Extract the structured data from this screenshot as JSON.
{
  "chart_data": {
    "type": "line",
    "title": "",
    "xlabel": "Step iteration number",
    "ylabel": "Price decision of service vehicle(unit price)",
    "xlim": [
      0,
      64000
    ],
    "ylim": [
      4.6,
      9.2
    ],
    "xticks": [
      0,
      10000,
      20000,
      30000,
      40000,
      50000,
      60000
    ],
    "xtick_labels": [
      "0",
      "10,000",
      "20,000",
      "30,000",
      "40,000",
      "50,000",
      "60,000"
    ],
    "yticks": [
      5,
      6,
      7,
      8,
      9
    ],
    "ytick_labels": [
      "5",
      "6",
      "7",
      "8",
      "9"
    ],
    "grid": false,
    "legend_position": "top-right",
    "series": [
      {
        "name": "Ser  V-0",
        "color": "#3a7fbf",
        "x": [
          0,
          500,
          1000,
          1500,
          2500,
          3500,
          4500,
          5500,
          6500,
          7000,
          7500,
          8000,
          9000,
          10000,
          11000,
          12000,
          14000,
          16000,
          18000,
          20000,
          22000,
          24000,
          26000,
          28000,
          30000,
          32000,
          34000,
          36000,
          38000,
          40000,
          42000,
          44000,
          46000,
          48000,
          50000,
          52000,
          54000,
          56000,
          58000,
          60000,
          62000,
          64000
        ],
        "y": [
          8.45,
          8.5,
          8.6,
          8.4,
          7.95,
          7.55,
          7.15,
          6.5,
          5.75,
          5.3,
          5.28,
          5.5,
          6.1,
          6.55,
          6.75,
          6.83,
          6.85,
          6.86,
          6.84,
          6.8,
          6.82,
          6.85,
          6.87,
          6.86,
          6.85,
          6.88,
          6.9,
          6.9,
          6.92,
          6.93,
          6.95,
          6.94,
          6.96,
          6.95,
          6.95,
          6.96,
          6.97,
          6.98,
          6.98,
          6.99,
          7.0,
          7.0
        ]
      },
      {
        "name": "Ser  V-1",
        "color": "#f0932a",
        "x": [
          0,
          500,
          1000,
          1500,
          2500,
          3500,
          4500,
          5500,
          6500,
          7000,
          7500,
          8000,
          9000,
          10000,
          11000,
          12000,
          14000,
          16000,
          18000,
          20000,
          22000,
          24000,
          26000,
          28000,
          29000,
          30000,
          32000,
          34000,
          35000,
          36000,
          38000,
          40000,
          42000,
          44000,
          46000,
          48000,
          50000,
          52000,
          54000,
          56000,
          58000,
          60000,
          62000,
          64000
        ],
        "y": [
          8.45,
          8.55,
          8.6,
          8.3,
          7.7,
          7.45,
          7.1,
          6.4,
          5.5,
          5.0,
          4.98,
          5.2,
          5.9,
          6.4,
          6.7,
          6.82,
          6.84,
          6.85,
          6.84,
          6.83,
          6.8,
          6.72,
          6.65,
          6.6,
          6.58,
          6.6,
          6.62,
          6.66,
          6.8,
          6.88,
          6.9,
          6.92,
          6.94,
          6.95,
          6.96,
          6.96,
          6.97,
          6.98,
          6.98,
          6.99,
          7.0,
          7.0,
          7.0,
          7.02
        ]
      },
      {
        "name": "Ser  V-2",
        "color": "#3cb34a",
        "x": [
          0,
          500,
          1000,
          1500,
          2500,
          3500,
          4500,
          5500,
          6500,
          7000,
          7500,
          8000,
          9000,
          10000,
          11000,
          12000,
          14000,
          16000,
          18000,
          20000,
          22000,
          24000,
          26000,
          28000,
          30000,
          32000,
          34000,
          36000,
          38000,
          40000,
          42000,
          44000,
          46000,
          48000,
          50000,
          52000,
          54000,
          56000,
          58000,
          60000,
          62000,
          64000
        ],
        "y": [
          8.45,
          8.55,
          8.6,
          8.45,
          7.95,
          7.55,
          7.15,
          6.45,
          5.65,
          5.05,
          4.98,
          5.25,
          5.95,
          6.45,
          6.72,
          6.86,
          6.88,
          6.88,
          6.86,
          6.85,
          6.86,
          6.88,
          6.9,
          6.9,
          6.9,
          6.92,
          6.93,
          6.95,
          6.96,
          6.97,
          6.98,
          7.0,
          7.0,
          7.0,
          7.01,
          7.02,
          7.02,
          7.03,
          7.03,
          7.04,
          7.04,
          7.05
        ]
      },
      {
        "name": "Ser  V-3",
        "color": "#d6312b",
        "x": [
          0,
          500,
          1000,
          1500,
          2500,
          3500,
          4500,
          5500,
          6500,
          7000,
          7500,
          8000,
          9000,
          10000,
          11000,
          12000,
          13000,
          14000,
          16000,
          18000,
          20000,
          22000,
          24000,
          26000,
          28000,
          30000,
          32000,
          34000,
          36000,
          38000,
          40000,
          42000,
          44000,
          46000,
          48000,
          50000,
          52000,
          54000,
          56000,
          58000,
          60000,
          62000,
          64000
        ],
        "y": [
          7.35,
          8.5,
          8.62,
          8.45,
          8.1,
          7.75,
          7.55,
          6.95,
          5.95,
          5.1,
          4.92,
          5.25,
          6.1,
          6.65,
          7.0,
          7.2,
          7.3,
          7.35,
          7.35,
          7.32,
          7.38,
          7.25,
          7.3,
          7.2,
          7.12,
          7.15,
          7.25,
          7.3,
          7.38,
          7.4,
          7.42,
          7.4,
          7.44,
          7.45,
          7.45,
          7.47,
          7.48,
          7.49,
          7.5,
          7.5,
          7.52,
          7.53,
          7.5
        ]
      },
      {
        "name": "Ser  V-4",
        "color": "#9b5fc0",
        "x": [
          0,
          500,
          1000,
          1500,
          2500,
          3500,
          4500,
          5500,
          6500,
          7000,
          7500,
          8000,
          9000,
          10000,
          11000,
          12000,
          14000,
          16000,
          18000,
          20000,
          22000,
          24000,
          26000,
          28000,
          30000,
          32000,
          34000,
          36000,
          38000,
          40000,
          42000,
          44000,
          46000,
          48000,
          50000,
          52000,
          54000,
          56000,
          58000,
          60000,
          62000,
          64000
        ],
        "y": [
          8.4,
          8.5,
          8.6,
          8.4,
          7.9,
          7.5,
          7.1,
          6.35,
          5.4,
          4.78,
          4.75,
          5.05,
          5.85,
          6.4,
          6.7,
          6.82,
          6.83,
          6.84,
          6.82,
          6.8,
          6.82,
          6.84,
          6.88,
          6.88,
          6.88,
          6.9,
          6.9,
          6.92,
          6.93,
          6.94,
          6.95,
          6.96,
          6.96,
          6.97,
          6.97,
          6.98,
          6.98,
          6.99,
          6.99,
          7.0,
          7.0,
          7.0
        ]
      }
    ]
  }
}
════════
Go through the material line by line. Show each line that contains the string "color".

        "color": "#3a7fbf",
        "color": "#f0932a",
        "color": "#3cb34a",
        "color": "#d6312b",
        "color": "#9b5fc0",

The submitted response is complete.